**Exercise**
Make an exact copy of all the entries, but do not reproduce the pictures.

(A block of data)
=-=-=
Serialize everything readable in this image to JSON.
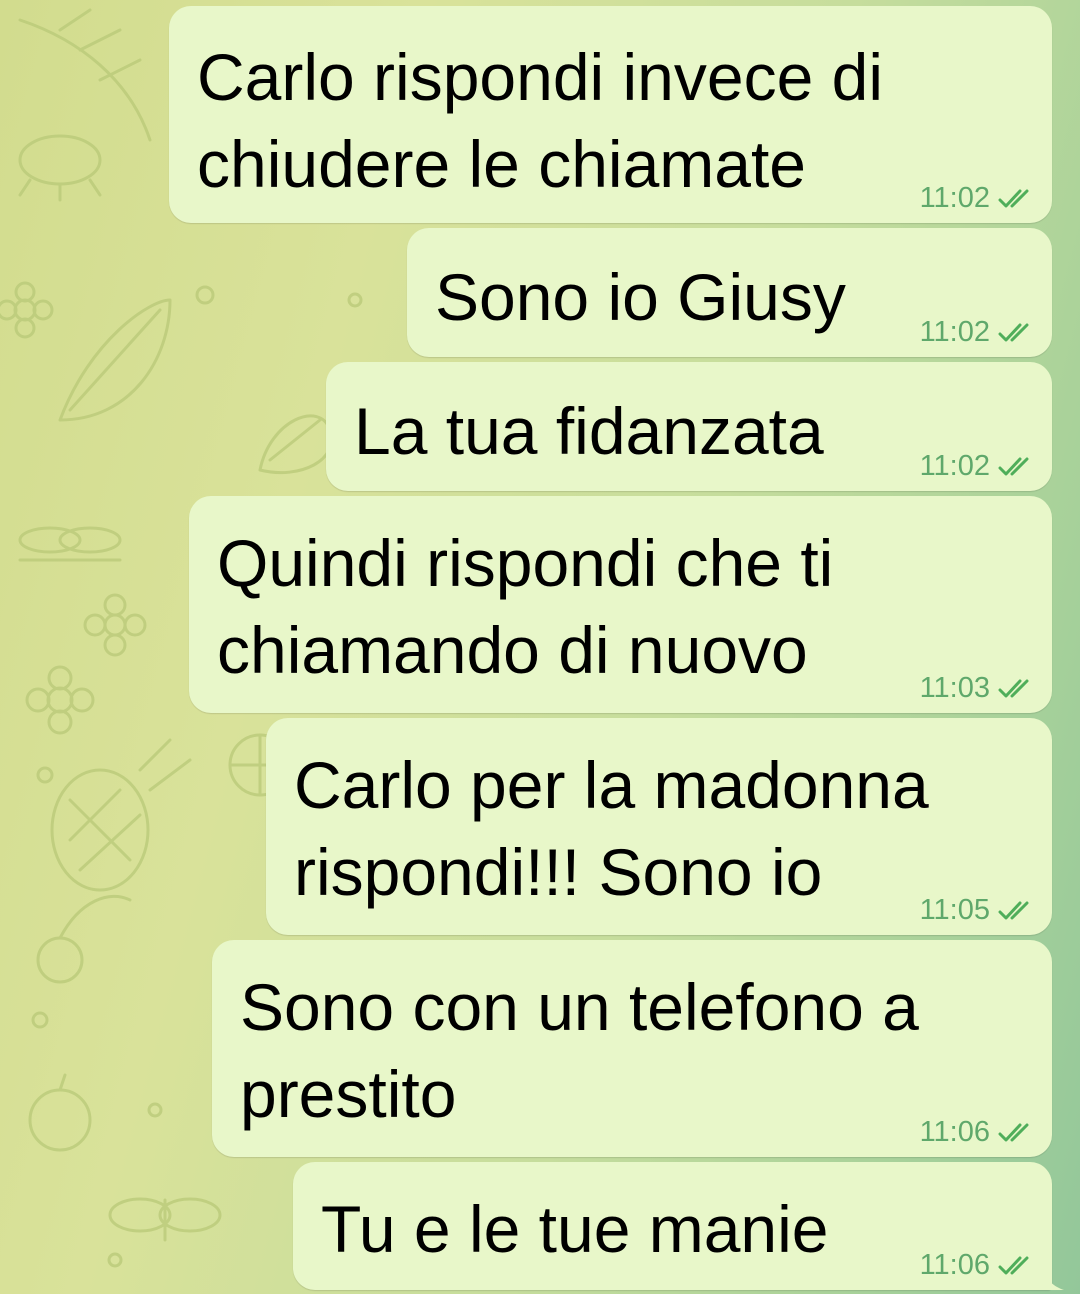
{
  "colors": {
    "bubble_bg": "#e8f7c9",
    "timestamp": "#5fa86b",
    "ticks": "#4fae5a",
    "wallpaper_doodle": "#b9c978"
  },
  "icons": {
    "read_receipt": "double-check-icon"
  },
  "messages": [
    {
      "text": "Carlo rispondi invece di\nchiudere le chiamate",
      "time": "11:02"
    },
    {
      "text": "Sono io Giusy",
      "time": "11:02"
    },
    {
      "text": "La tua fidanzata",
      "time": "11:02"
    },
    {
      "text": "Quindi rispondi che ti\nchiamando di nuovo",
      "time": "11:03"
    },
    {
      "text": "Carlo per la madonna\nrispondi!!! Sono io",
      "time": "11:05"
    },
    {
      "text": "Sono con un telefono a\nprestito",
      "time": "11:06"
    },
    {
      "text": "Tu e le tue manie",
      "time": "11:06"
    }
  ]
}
=-=-=
**Final result**
Serialize everything readable in this image to JSON.
{
  "colors": {
    "bubble_bg": "#e8f7c9",
    "timestamp": "#5fa86b",
    "ticks": "#4fae5a",
    "wallpaper_doodle": "#b9c978"
  },
  "icons": {
    "read_receipt": "double-check-icon"
  },
  "messages": [
    {
      "text": "Carlo rispondi invece di\nchiudere le chiamate",
      "time": "11:02"
    },
    {
      "text": "Sono io Giusy",
      "time": "11:02"
    },
    {
      "text": "La tua fidanzata",
      "time": "11:02"
    },
    {
      "text": "Quindi rispondi che ti\nchiamando di nuovo",
      "time": "11:03"
    },
    {
      "text": "Carlo per la madonna\nrispondi!!! Sono io",
      "time": "11:05"
    },
    {
      "text": "Sono con un telefono a\nprestito",
      "time": "11:06"
    },
    {
      "text": "Tu e le tue manie",
      "time": "11:06"
    }
  ]
}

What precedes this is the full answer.